Zitierter Text ->
# # # # #
Unter den Autoren findet sich manch prominenter Name, neben Leutheusser-Schnarrenberger etwa der FDP-Politiker Burkhard Hirsch, die nordrhein-westfälische Datenschutzbeauftragte Bettina Sokol oder Thilo Weichert, demnächst Datenschutzbeauftragter in Schleswig-Holstein (wo er bislang als Vize amtiert).
Was die Lektüre spannend, aber auch bedrückend macht: Das Buch beleuchtet vor allem den schleichenden Prozess der zunehmenden Überwachung und damit der Beschneidung des freien, weil unkontrollierten Alltagslebens der Bürger. Verwundert und erschreckt reibt man sich die Augen, wenn diese Eingriffe einmal in der Gesamtschau offenbart werden.
Von einer "Zertrümmerung" des Fernmeldegeheimnisses spricht Burkhard Hirsch: Über 20.000 Telephonüberwachungen werden mittlerweile jährlich angeordnet. Da kommen Zweifel an der Wahrung des Prinzips der Verhältnismäßigkeit auf. Es werden ja nicht nur die eigentlichen Ziel-, sondern auch deren Kontaktpersonen abgehört. Der Autor: "Es müssen etwa 500.000 Personen jährlich sein."
HU-Geschäftsführer Nils Leopold schildert detailliert, dass die "Vollbiometrisierung" der Menschen mit der Aufnahme von Fingerabdrücken oder gesichtsgeometrischen Merkmalen in Ausweisdokumenten bereits im Gang ist und wie auf diese Weise in vielen Bereichen von der Arbeitswelt bis zum polizeilichen Datenabgleich oder zum Grenzübertritt eine Totalkontrolle der Bürger möglich wird.
# # # # #
Annotierte Elementlisten:
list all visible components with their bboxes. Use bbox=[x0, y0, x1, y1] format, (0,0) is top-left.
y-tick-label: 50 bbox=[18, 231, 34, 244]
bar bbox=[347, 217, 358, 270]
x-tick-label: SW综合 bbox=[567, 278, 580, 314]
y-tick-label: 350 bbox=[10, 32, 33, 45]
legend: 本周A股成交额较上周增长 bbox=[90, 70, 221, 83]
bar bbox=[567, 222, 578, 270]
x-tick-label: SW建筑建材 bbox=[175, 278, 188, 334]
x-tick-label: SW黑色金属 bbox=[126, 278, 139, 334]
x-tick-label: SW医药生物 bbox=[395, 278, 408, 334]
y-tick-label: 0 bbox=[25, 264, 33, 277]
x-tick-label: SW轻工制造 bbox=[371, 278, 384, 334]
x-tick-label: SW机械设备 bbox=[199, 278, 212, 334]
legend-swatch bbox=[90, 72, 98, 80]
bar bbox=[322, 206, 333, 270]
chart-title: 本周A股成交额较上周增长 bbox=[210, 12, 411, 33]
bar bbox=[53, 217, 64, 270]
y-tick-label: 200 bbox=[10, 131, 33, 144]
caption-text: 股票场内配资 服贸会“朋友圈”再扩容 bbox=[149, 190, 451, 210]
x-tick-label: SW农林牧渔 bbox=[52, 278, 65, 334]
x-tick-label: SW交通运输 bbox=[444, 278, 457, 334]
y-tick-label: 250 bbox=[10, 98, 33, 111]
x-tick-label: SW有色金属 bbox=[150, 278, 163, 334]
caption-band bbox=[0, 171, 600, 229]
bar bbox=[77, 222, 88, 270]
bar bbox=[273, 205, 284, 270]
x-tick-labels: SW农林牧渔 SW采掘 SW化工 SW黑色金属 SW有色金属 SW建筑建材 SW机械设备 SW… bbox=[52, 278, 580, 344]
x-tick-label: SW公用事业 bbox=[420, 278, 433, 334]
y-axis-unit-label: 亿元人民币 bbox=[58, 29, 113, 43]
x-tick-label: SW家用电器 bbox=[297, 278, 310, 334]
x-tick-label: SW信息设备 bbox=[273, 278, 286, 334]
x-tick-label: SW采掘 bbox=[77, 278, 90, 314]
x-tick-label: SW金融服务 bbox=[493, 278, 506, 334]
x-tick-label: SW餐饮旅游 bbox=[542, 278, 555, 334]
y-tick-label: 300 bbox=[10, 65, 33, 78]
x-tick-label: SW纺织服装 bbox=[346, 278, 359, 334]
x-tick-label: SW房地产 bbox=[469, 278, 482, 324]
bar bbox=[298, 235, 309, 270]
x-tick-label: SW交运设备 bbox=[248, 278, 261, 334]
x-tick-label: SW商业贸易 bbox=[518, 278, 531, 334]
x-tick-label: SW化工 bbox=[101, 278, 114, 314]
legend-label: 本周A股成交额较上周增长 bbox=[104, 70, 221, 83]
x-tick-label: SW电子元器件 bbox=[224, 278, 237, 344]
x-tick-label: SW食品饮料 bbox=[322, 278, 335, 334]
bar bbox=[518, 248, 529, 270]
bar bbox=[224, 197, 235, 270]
# # # # #
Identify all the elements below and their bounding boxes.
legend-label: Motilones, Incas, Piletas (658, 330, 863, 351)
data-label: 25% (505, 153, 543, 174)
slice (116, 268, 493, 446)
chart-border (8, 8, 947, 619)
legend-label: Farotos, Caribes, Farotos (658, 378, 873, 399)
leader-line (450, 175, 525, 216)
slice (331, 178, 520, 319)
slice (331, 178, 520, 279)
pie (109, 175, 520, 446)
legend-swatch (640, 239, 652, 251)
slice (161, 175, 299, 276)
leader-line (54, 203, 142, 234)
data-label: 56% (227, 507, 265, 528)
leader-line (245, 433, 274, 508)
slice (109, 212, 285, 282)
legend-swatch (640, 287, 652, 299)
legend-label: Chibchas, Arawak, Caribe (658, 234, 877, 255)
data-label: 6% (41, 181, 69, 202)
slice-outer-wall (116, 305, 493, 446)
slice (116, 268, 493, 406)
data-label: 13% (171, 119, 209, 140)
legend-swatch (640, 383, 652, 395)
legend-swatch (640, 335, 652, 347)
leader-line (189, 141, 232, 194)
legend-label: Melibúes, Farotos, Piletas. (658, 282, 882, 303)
# # # # #
Gestellte Aufgabe -> Setze den Text über die zunehmende Überwachung der Bürger bitte nach seinem letzten Satz fort.

Ergebnis dieser Übung ->
Da erscheint die Perspektive der erkennungsdienstlichen Behandlung von jedermann nicht aus der Luft gegriffen. Leopold: "Die Abnahme von Fingerabdrücken symbolisiert Stigmatisierung und Kriminalisierung." Der Datenschutzrechtler führt den Lesern auch vor Augen, in welch enormem Ausmaß private Besitzer und Nutzer von Gebäuden Passanten auf Trottoirs und Straßen und damit im öffentlichen Raum mit Überwachungskameras filmen.
In keineswegs eifernder, sondern in eher nüchterner Sprache reihen die Autoren Beispiel an Beispiel: die Übermittlung von Flugpassagier-Daten an die USA, die Einführung bislang nicht existierender behördenübergreifender Personenkennziffern, die Installierung eines zu Kontrollzwecken technisch problemlos auf alle Fahrzeuge ausdehnbaren LKW-Maut-Systems, die ausufernde Speicherung genetischer Daten durch die Polizei - es läuft wahrlich viel.
Der Report erweist sich als Lehrbuch über den Spannungsbogen zwischen Verfassungsanspruch und -wirklichkeit. Die Autoren wollen sich in die politische Auseinandersetzung einmischen. Angesichts der fortschreitenden Beschneidung freiheitlicher Grundrechte scheint dieses Engagement freilich nicht von großem Erfolg gekrönt zu sein. Bleibt nur Resignation?
Ein Beitrag Nils Leopolds schildert die Klage gegen ein Berliner Kaufhaus, dessen Kameras die Passanten im öffentlichen Umfeld überwachen. Das Gericht ordnete zwar nicht wie erhofft die Demontage der Kameras an, beschränkt aber die Videokontrolle auf einen Gehweg-Streifen von einem Meter neben dem Gebäude, und dieses Filmen des öffentlichen Raums jenseits der Grundstücksgrenze dürfe auch nicht generell, sondern nur ausnahmsweise erfolgen.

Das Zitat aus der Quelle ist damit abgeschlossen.